* Aim of the exercise *
Count every line where "från" occurs. Give the total alone.
**** Data lines ****
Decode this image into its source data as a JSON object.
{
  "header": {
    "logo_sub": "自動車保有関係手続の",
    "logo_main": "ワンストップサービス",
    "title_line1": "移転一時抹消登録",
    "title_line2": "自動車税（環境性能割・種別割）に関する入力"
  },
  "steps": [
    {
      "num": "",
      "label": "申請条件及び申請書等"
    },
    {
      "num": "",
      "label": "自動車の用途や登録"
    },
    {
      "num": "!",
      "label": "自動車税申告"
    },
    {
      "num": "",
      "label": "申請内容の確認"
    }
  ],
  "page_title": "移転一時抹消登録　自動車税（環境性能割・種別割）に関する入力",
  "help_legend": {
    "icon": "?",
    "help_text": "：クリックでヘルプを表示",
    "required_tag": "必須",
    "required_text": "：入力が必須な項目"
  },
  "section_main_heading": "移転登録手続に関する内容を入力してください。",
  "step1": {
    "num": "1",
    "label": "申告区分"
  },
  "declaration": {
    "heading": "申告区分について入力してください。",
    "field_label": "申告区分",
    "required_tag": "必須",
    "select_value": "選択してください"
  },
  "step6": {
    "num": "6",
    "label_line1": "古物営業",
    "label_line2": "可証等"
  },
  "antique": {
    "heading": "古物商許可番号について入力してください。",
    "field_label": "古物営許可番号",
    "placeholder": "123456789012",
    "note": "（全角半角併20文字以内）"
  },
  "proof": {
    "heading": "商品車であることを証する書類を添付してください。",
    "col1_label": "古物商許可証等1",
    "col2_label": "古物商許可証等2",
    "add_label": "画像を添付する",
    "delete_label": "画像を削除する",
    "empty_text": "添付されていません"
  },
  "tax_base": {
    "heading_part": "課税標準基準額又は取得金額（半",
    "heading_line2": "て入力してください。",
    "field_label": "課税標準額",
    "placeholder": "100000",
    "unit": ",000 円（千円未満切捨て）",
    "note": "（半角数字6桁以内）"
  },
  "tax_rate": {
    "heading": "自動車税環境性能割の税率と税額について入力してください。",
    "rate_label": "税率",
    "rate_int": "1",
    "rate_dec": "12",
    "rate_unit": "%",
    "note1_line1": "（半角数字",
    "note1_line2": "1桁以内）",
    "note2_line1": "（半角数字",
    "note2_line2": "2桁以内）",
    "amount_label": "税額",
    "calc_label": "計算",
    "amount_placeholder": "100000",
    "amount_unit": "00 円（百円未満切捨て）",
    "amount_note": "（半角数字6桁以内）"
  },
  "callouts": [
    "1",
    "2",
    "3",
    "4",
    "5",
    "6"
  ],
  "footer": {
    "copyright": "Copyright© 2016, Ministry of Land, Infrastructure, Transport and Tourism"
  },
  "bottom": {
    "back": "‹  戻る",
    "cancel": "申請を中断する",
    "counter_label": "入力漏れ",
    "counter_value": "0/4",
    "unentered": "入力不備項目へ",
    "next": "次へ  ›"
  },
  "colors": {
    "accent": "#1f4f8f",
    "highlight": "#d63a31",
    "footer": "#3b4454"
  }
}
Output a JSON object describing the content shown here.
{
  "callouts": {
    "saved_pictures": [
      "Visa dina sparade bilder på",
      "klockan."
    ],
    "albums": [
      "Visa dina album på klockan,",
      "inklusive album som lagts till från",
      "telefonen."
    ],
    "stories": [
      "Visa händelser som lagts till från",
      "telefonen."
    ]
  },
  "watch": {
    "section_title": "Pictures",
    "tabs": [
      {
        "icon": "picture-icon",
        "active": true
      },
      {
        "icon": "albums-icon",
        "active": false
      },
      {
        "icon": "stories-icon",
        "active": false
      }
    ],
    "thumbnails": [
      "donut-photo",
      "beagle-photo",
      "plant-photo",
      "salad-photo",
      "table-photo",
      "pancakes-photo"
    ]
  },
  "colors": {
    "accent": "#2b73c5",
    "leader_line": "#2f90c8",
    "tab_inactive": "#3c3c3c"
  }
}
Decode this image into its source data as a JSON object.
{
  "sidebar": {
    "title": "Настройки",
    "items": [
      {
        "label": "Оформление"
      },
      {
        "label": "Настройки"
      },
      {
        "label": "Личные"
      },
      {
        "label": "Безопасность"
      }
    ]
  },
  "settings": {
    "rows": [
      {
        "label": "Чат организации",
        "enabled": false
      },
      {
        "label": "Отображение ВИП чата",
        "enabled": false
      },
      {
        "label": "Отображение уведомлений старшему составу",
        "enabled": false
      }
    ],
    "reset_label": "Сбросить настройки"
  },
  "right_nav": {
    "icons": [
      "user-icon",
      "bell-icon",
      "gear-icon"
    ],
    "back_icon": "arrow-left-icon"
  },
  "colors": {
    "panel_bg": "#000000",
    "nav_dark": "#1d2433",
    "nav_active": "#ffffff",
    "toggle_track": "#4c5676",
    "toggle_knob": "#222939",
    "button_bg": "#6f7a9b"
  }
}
****
* Written solution *
2